Problem: In the entries below, count each line holding the word "this". Answer with the total alone.

Data extract:
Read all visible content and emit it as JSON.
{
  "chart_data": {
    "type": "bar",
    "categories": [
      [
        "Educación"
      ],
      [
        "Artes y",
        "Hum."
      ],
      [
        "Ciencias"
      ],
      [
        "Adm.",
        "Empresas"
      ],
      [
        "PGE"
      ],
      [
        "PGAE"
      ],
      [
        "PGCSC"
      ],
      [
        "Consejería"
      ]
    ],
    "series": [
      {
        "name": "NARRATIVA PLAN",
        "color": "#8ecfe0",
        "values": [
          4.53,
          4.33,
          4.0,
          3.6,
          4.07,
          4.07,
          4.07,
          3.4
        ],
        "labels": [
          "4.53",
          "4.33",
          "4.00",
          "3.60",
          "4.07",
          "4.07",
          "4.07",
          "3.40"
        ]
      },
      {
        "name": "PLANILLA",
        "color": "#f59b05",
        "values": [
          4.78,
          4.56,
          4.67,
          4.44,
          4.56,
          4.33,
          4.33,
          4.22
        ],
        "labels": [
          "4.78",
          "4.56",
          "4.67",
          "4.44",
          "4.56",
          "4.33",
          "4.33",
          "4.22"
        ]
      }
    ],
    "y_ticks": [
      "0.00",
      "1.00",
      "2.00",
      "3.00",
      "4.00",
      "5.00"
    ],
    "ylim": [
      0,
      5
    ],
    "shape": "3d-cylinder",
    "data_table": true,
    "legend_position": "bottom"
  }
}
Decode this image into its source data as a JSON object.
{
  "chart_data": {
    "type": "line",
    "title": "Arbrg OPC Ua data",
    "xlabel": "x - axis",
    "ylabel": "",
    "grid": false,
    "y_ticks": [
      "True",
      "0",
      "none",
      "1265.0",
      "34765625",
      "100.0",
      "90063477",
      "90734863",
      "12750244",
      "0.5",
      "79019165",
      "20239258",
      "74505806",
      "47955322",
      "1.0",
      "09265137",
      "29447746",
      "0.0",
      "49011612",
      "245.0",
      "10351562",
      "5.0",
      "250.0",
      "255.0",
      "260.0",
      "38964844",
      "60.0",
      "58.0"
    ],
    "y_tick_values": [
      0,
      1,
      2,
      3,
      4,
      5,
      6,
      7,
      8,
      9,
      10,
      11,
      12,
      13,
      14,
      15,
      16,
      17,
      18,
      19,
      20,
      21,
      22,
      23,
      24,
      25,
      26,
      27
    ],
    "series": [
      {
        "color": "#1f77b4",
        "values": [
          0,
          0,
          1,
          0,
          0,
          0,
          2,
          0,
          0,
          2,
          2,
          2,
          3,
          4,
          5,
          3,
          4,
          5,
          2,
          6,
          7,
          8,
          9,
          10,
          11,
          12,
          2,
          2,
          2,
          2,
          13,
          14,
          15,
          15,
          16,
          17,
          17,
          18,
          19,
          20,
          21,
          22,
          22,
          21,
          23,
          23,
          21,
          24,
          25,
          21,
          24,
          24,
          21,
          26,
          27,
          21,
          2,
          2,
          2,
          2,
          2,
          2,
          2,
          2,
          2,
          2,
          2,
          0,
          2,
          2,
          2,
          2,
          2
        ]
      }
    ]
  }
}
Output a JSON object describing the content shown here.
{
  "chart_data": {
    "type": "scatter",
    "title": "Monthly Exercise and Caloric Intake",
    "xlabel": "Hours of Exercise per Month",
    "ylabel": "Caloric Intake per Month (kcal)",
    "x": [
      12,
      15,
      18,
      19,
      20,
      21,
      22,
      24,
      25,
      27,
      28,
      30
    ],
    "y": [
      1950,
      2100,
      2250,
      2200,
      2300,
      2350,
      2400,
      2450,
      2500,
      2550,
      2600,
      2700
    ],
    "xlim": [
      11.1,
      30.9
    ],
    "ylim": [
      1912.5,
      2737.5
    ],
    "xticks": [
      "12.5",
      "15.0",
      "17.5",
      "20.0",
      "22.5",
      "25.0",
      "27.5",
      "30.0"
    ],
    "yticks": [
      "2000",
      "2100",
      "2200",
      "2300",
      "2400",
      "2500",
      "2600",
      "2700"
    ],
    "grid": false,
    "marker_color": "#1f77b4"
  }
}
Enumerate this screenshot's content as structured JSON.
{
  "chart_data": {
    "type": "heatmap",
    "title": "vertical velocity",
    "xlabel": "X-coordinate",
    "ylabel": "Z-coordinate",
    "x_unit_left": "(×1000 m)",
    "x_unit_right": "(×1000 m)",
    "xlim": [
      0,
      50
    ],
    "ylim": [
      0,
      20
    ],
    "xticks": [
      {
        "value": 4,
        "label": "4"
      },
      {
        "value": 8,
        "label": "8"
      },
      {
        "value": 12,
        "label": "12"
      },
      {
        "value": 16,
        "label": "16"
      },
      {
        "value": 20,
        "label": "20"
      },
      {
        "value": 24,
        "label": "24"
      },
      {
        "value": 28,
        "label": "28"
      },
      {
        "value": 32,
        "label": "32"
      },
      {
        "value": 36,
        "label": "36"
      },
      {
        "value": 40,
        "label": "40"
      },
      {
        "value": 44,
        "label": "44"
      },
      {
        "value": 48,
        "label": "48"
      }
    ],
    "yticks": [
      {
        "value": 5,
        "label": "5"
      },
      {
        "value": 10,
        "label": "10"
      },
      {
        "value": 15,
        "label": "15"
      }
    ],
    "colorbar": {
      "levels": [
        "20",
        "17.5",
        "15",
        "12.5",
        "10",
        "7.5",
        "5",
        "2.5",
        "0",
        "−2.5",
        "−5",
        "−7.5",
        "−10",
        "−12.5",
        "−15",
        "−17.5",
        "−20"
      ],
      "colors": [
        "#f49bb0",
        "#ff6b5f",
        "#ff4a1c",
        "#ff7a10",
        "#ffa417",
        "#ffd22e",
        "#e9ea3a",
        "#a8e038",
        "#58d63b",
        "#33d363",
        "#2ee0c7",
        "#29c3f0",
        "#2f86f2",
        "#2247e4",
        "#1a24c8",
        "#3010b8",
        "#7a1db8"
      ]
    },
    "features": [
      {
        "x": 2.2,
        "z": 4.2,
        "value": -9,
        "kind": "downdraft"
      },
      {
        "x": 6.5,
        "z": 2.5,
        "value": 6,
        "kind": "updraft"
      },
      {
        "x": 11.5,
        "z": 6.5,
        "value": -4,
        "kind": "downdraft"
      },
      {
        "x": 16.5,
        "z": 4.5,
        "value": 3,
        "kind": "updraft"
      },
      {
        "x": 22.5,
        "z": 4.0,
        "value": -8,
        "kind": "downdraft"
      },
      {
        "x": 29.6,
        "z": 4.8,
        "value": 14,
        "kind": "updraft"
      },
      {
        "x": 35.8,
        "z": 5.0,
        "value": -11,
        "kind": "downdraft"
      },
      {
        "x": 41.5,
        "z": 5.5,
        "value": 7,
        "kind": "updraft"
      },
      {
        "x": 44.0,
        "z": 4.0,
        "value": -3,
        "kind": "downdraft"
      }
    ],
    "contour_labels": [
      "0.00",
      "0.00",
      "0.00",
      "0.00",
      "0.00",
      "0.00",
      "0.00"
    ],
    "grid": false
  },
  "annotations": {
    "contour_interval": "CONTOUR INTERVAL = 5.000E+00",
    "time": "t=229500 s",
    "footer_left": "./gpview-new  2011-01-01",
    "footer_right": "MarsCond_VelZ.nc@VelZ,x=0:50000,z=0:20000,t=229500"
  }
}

Solution to the exercise: 2